| Saved entries |
"""

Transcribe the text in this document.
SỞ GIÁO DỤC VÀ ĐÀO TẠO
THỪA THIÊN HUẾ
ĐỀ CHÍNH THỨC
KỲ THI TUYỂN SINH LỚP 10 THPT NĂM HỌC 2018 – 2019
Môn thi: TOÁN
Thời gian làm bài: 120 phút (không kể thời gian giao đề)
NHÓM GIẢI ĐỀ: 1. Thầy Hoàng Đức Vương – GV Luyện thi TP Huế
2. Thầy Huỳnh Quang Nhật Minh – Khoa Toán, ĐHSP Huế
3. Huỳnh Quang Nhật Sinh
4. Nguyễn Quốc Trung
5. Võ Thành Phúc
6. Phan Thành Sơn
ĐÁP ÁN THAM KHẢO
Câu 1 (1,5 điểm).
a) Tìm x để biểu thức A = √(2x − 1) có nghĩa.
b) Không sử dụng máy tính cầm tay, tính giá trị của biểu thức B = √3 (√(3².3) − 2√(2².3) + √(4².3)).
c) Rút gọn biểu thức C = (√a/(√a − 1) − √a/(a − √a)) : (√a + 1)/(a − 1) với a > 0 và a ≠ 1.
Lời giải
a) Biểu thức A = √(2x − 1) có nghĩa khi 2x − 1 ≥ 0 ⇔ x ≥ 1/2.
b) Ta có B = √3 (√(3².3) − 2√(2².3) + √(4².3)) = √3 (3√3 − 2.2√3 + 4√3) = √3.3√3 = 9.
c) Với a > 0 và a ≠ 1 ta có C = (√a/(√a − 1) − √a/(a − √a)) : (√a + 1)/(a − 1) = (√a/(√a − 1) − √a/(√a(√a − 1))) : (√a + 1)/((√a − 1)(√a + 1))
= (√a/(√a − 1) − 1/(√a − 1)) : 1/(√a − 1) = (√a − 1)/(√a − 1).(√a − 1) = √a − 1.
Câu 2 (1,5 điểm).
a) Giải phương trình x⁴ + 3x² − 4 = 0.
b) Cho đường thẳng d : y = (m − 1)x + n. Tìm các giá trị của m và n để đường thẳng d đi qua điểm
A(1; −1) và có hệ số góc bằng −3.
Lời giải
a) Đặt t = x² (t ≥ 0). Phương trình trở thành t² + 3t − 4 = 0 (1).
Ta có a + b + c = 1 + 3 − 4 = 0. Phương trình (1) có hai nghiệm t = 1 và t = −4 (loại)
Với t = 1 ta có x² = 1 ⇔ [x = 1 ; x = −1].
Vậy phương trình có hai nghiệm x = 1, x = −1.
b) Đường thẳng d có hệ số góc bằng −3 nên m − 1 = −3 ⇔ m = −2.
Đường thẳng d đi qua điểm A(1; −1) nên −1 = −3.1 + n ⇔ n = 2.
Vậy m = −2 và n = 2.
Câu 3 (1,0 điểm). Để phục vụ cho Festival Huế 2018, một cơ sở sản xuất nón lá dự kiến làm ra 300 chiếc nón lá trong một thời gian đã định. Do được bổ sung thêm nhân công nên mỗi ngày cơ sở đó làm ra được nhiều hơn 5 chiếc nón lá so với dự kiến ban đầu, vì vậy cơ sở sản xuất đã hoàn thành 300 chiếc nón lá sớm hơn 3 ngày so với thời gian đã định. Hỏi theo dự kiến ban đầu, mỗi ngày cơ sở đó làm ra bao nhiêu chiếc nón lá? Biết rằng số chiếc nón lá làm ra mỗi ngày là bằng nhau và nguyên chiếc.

"""

Identify and list each line with the word "trình".

| Answer |
a) Giải phương trình x⁴ + 3x² − 4 = 0.
a) Đặt t = x² (t ≥ 0). Phương trình trở thành t² + 3t − 4 = 0 (1).
Ta có a + b + c = 1 + 3 − 4 = 0. Phương trình (1) có hai nghiệm t = 1 và t = −4 (loại)
Vậy phương trình có hai nghiệm x = 1, x = −1.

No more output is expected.